• [Short exercise] Print out the material that follows word for word.

Recorded data:
---------------

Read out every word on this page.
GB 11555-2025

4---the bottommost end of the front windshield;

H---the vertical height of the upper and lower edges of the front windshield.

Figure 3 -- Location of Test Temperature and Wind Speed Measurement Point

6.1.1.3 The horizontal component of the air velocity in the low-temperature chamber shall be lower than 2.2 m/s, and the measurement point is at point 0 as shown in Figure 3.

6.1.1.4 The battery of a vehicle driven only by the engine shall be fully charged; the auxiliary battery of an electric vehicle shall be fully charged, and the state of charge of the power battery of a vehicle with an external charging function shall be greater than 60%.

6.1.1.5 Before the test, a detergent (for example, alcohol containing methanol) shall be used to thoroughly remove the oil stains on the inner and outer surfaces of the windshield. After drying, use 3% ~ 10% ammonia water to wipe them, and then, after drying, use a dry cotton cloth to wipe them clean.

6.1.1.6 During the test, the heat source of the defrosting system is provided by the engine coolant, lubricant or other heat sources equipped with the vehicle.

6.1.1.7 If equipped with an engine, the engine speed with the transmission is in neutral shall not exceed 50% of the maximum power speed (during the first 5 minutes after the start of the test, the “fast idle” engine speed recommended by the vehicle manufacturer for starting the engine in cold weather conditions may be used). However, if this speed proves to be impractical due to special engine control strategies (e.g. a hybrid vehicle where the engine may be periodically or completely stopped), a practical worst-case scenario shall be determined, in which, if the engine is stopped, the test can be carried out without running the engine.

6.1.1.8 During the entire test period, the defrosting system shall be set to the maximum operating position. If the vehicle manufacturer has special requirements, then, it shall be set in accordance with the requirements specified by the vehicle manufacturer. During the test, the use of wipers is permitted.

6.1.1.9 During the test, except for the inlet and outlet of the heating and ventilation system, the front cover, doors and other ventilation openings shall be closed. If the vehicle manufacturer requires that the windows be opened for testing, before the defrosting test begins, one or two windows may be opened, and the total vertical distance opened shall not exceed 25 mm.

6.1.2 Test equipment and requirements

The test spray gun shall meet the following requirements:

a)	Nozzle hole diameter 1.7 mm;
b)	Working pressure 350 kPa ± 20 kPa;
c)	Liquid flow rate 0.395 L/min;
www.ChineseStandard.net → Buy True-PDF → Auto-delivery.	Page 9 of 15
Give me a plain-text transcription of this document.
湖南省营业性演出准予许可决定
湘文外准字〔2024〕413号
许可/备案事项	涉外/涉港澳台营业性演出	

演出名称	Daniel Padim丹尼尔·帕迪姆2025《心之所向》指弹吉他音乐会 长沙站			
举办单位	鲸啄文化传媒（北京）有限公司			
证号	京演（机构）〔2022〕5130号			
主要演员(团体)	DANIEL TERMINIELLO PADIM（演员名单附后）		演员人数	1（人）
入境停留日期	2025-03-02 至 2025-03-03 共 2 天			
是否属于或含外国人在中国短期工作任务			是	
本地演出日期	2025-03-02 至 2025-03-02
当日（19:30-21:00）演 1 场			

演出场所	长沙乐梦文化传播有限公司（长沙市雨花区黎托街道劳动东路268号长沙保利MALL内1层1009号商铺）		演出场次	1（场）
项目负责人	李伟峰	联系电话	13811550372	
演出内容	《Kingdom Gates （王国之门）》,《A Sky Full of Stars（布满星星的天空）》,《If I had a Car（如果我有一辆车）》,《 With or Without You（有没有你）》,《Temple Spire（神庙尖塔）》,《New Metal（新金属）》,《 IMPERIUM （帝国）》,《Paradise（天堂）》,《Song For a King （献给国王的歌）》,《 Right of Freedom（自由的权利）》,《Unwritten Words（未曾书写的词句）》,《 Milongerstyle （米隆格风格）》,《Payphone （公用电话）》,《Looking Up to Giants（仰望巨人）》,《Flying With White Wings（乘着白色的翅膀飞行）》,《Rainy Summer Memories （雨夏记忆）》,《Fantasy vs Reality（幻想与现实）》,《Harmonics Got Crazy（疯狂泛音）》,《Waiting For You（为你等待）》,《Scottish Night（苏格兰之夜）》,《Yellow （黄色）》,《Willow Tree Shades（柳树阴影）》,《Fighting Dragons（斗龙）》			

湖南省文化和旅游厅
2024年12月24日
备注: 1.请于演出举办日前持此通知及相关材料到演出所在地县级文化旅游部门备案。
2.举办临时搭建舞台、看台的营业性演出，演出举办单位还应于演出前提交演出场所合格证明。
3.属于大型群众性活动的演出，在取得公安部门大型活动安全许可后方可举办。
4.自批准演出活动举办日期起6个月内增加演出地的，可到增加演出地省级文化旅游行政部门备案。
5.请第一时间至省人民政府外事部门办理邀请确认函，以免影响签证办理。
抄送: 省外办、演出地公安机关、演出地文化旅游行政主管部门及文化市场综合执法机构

---------------

• [Right answer]
Read out every word on this page.
GB 11555-2025

4---the bottommost end of the front windshield;

H---the vertical height of the upper and lower edges of the front windshield.

Figure 3 -- Location of Test Temperature and Wind Speed Measurement Point

6.1.1.3 The horizontal component of the air velocity in the low-temperature chamber shall be lower than 2.2 m/s, and the measurement point is at point 0 as shown in Figure 3.

6.1.1.4 The battery of a vehicle driven only by the engine shall be fully charged; the auxiliary battery of an electric vehicle shall be fully charged, and the state of charge of the power battery of a vehicle with an external charging function shall be greater than 60%.

6.1.1.5 Before the test, a detergent (for example, alcohol containing methanol) shall be used to thoroughly remove the oil stains on the inner and outer surfaces of the windshield. After drying, use 3% ~ 10% ammonia water to wipe them, and then, after drying, use a dry cotton cloth to wipe them clean.

6.1.1.6 During the test, the heat source of the defrosting system is provided by the engine coolant, lubricant or other heat sources equipped with the vehicle.

6.1.1.7 If equipped with an engine, the engine speed with the transmission is in neutral shall not exceed 50% of the maximum power speed (during the first 5 minutes after the start of the test, the “fast idle” engine speed recommended by the vehicle manufacturer for starting the engine in cold weather conditions may be used). However, if this speed proves to be impractical due to special engine control strategies (e.g. a hybrid vehicle where the engine may be periodically or completely stopped), a practical worst-case scenario shall be determined, in which, if the engine is stopped, the test can be carried out without running the engine.

6.1.1.8 During the entire test period, the defrosting system shall be set to the maximum operating position. If the vehicle manufacturer has special requirements, then, it shall be set in accordance with the requirements specified by the vehicle manufacturer. During the test, the use of wipers is permitted.

6.1.1.9 During the test, except for the inlet and outlet of the heating and ventilation system, the front cover, doors and other ventilation openings shall be closed. If the vehicle manufacturer requires that the windows be opened for testing, before the defrosting test begins, one or two windows may be opened, and the total vertical distance opened shall not exceed 25 mm.

6.1.2 Test equipment and requirements

The test spray gun shall meet the following requirements:

a)	Nozzle hole diameter 1.7 mm;
b)	Working pressure 350 kPa ± 20 kPa;
c)	Liquid flow rate 0.395 L/min;
www.ChineseStandard.net → Buy True-PDF → Auto-delivery.	Page 9 of 15
Give me a plain-text transcription of this document.
湖南省营业性演出准予许可决定
湘文外准字〔2024〕413号
许可/备案事项	涉外/涉港澳台营业性演出	

演出名称	Daniel Padim丹尼尔·帕迪姆2025《心之所向》指弹吉他音乐会 长沙站			
举办单位	鲸啄文化传媒（北京）有限公司			
证号	京演（机构）〔2022〕5130号			
主要演员(团体)	DANIEL TERMINIELLO PADIM（演员名单附后）		演员人数	1（人）
入境停留日期	2025-03-02 至 2025-03-03 共 2 天			
是否属于或含外国人在中国短期工作任务			是	
本地演出日期	2025-03-02 至 2025-03-02
当日（19:30-21:00）演 1 场			

演出场所	长沙乐梦文化传播有限公司（长沙市雨花区黎托街道劳动东路268号长沙保利MALL内1层1009号商铺）		演出场次	1（场）
项目负责人	李伟峰	联系电话	13811550372	
演出内容	《Kingdom Gates （王国之门）》,《A Sky Full of Stars（布满星星的天空）》,《If I had a Car（如果我有一辆车）》,《 With or Without You（有没有你）》,《Temple Spire（神庙尖塔）》,《New Metal（新金属）》,《 IMPERIUM （帝国）》,《Paradise（天堂）》,《Song For a King （献给国王的歌）》,《 Right of Freedom（自由的权利）》,《Unwritten Words（未曾书写的词句）》,《 Milongerstyle （米隆格风格）》,《Payphone （公用电话）》,《Looking Up to Giants（仰望巨人）》,《Flying With White Wings（乘着白色的翅膀飞行）》,《Rainy Summer Memories （雨夏记忆）》,《Fantasy vs Reality（幻想与现实）》,《Harmonics Got Crazy（疯狂泛音）》,《Waiting For You（为你等待）》,《Scottish Night（苏格兰之夜）》,《Yellow （黄色）》,《Willow Tree Shades（柳树阴影）》,《Fighting Dragons（斗龙）》			

湖南省文化和旅游厅
2024年12月24日
备注: 1.请于演出举办日前持此通知及相关材料到演出所在地县级文化旅游部门备案。
2.举办临时搭建舞台、看台的营业性演出，演出举办单位还应于演出前提交演出场所合格证明。
3.属于大型群众性活动的演出，在取得公安部门大型活动安全许可后方可举办。
4.自批准演出活动举办日期起6个月内增加演出地的，可到增加演出地省级文化旅游行政部门备案。
5.请第一时间至省人民政府外事部门办理邀请确认函，以免影响签证办理。
抄送: 省外办、演出地公安机关、演出地文化旅游行政主管部门及文化市场综合执法机构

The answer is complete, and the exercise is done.